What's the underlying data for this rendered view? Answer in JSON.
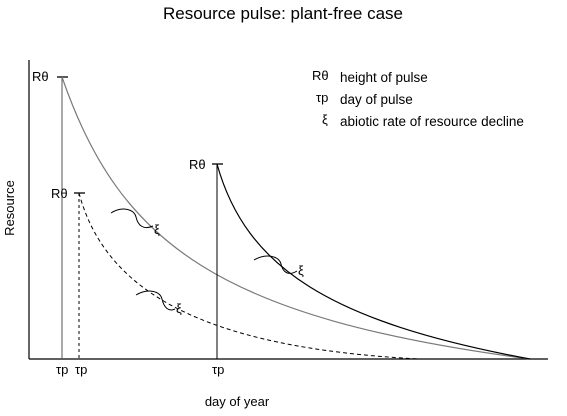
{
  "title": "Resource pulse: plant-free case",
  "xlabel": "day of year",
  "ylabel": "Resource",
  "legend": [
    {
      "symbol": "Rθ",
      "text": "height of pulse"
    },
    {
      "symbol": "τp",
      "text": "day of pulse"
    },
    {
      "symbol": "ξ",
      "text": "abiotic rate of resource decline"
    }
  ],
  "pulses": [
    {
      "id": "pulse-1",
      "height_label": "Rθ",
      "day_label": "τp",
      "decline_label": "ξ",
      "line_style": "solid",
      "color": "#777777"
    },
    {
      "id": "pulse-2",
      "height_label": "Rθ",
      "day_label": "τp",
      "decline_label": "ξ",
      "line_style": "dashed",
      "color": "#000000"
    },
    {
      "id": "pulse-3",
      "height_label": "Rθ",
      "day_label": "τp",
      "decline_label": "ξ",
      "line_style": "solid",
      "color": "#000000"
    }
  ]
}
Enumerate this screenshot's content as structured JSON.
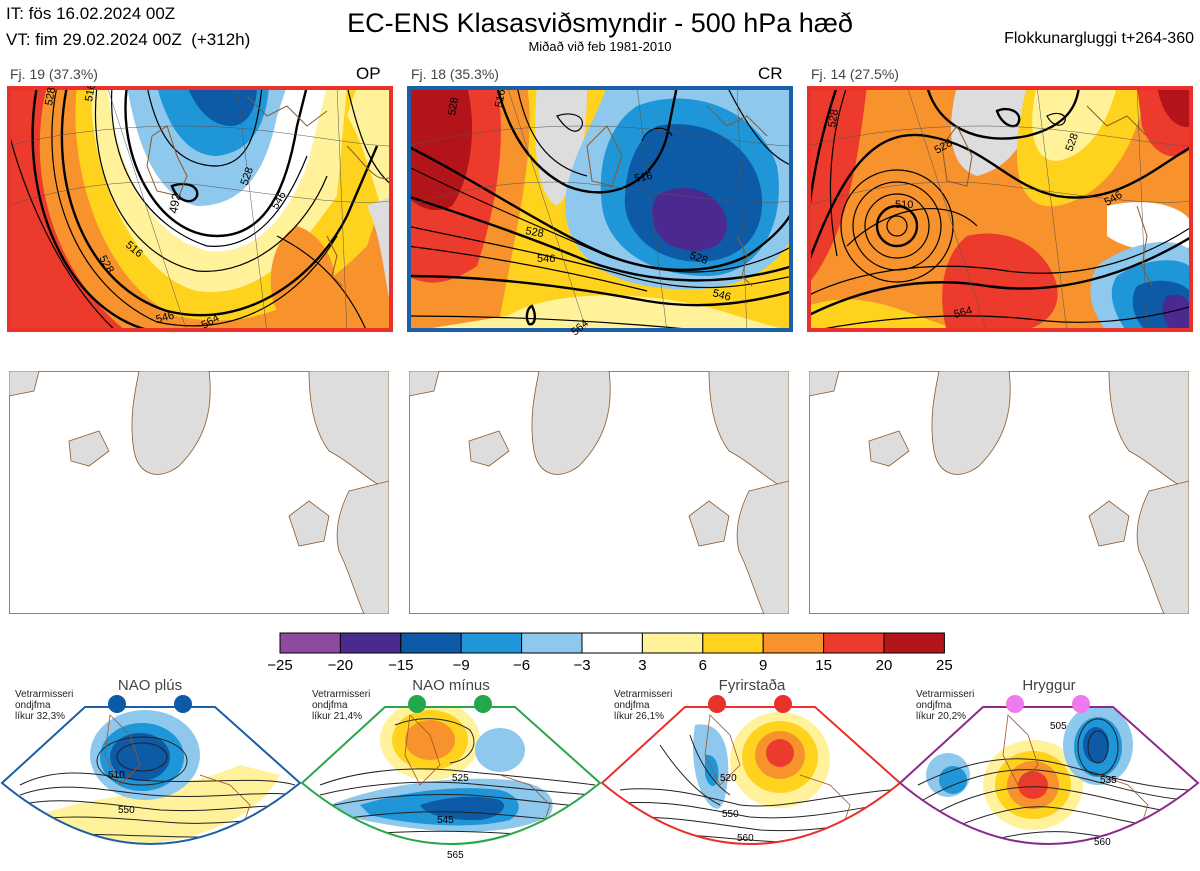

* _What is asked_: Copy all the records above exactly, but leave out the pictures.

* _Written response_:
What's the underlying data for this rendered view? Answer in JSON.
{
  "title": "Resource pulse: plant-free case",
  "xlabel": "day of year",
  "ylabel": "Resource",
  "legend": [
    {
      "symbol": "Rθ",
      "text": "height of pulse"
    },
    {
      "symbol": "τp",
      "text": "day of pulse"
    },
    {
      "symbol": "ξ",
      "text": "abiotic rate of resource decline"
    }
  ],
  "pulses": [
    {
      "id": "pulse-1",
      "height_label": "Rθ",
      "day_label": "τp",
      "decline_label": "ξ",
      "line_style": "solid",
      "color": "#777777"
    },
    {
      "id": "pulse-2",
      "height_label": "Rθ",
      "day_label": "τp",
      "decline_label": "ξ",
      "line_style": "dashed",
      "color": "#000000"
    },
    {
      "id": "pulse-3",
      "height_label": "Rθ",
      "day_label": "τp",
      "decline_label": "ξ",
      "line_style": "solid",
      "color": "#000000"
    }
  ]
}
Enumerate this screenshot's content as structured JSON.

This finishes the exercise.